(Source records)
-- -- --

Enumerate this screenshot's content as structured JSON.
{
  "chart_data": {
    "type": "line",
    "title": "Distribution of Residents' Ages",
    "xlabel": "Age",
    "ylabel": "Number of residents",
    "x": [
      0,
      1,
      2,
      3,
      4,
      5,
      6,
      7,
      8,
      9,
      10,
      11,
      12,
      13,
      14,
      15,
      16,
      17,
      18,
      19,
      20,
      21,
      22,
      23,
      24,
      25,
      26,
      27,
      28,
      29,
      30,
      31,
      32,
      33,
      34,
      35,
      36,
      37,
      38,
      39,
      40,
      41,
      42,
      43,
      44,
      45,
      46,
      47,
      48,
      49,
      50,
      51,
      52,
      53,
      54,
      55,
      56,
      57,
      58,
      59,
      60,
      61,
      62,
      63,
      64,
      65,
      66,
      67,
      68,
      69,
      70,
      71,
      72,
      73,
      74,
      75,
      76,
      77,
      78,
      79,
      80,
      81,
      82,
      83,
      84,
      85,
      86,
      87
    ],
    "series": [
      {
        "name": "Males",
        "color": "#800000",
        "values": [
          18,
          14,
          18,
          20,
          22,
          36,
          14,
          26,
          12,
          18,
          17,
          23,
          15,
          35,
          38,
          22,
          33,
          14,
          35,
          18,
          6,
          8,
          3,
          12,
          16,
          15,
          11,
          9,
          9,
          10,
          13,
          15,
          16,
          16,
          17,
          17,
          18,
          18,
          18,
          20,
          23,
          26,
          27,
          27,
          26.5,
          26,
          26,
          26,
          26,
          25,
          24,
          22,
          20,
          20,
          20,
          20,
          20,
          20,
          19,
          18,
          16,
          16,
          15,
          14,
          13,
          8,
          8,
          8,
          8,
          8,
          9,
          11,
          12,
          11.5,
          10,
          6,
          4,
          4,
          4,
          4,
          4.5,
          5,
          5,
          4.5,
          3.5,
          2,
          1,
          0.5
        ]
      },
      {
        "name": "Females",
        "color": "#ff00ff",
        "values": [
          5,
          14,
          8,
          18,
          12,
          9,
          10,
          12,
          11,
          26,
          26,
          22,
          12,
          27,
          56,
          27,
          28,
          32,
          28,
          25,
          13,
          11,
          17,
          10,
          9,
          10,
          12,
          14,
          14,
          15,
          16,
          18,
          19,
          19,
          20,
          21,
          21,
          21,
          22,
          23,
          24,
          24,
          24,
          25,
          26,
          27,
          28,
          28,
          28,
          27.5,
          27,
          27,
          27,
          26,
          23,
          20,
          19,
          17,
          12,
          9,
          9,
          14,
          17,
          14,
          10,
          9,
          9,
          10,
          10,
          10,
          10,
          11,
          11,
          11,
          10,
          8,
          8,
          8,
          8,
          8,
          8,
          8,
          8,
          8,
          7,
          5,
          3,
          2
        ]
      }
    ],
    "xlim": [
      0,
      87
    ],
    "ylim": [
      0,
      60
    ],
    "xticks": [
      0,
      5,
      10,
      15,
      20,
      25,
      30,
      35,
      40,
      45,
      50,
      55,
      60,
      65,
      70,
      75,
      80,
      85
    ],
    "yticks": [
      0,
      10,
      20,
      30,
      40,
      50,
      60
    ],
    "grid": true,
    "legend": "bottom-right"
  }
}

-- -- --

_What is expected:_
All of the data needs to be reproduced exactly, with no line missing.

_Answer to this task:_
Enumerate this screenshot's content as structured JSON.
{
  "chart_data": {
    "type": "line",
    "title": "Distribution of Residents' Ages",
    "xlabel": "Age",
    "ylabel": "Number of residents",
    "x": [
      0,
      1,
      2,
      3,
      4,
      5,
      6,
      7,
      8,
      9,
      10,
      11,
      12,
      13,
      14,
      15,
      16,
      17,
      18,
      19,
      20,
      21,
      22,
      23,
      24,
      25,
      26,
      27,
      28,
      29,
      30,
      31,
      32,
      33,
      34,
      35,
      36,
      37,
      38,
      39,
      40,
      41,
      42,
      43,
      44,
      45,
      46,
      47,
      48,
      49,
      50,
      51,
      52,
      53,
      54,
      55,
      56,
      57,
      58,
      59,
      60,
      61,
      62,
      63,
      64,
      65,
      66,
      67,
      68,
      69,
      70,
      71,
      72,
      73,
      74,
      75,
      76,
      77,
      78,
      79,
      80,
      81,
      82,
      83,
      84,
      85,
      86,
      87
    ],
    "series": [
      {
        "name": "Males",
        "color": "#800000",
        "values": [
          18,
          14,
          18,
          20,
          22,
          36,
          14,
          26,
          12,
          18,
          17,
          23,
          15,
          35,
          38,
          22,
          33,
          14,
          35,
          18,
          6,
          8,
          3,
          12,
          16,
          15,
          11,
          9,
          9,
          10,
          13,
          15,
          16,
          16,
          17,
          17,
          18,
          18,
          18,
          20,
          23,
          26,
          27,
          27,
          26.5,
          26,
          26,
          26,
          26,
          25,
          24,
          22,
          20,
          20,
          20,
          20,
          20,
          20,
          19,
          18,
          16,
          16,
          15,
          14,
          13,
          8,
          8,
          8,
          8,
          8,
          9,
          11,
          12,
          11.5,
          10,
          6,
          4,
          4,
          4,
          4,
          4.5,
          5,
          5,
          4.5,
          3.5,
          2,
          1,
          0.5
        ]
      },
      {
        "name": "Females",
        "color": "#ff00ff",
        "values": [
          5,
          14,
          8,
          18,
          12,
          9,
          10,
          12,
          11,
          26,
          26,
          22,
          12,
          27,
          56,
          27,
          28,
          32,
          28,
          25,
          13,
          11,
          17,
          10,
          9,
          10,
          12,
          14,
          14,
          15,
          16,
          18,
          19,
          19,
          20,
          21,
          21,
          21,
          22,
          23,
          24,
          24,
          24,
          25,
          26,
          27,
          28,
          28,
          28,
          27.5,
          27,
          27,
          27,
          26,
          23,
          20,
          19,
          17,
          12,
          9,
          9,
          14,
          17,
          14,
          10,
          9,
          9,
          10,
          10,
          10,
          10,
          11,
          11,
          11,
          10,
          8,
          8,
          8,
          8,
          8,
          8,
          8,
          8,
          8,
          7,
          5,
          3,
          2
        ]
      }
    ],
    "xlim": [
      0,
      87
    ],
    "ylim": [
      0,
      60
    ],
    "xticks": [
      0,
      5,
      10,
      15,
      20,
      25,
      30,
      35,
      40,
      45,
      50,
      55,
      60,
      65,
      70,
      75,
      80,
      85
    ],
    "yticks": [
      0,
      10,
      20,
      30,
      40,
      50,
      60
    ],
    "grid": true,
    "legend": "bottom-right"
  }
}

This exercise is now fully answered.